** Input **

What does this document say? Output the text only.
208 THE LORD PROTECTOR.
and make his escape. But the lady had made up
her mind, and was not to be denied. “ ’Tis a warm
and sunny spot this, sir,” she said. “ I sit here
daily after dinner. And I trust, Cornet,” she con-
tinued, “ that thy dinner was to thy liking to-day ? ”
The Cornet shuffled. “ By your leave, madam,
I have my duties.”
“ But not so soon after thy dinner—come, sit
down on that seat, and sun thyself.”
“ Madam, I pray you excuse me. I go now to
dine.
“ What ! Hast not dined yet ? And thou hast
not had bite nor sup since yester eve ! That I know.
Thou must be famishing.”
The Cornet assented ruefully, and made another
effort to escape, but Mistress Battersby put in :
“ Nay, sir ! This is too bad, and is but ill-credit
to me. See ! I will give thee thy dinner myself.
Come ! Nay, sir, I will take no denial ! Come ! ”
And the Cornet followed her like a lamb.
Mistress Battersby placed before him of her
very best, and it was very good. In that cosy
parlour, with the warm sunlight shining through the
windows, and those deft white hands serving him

** What is asked **
Keep only those lines of the records that hold "escape", and return them.

** Completed task **
and make his escape. But the lady had made up
effort to escape, but Mistress Battersby put in :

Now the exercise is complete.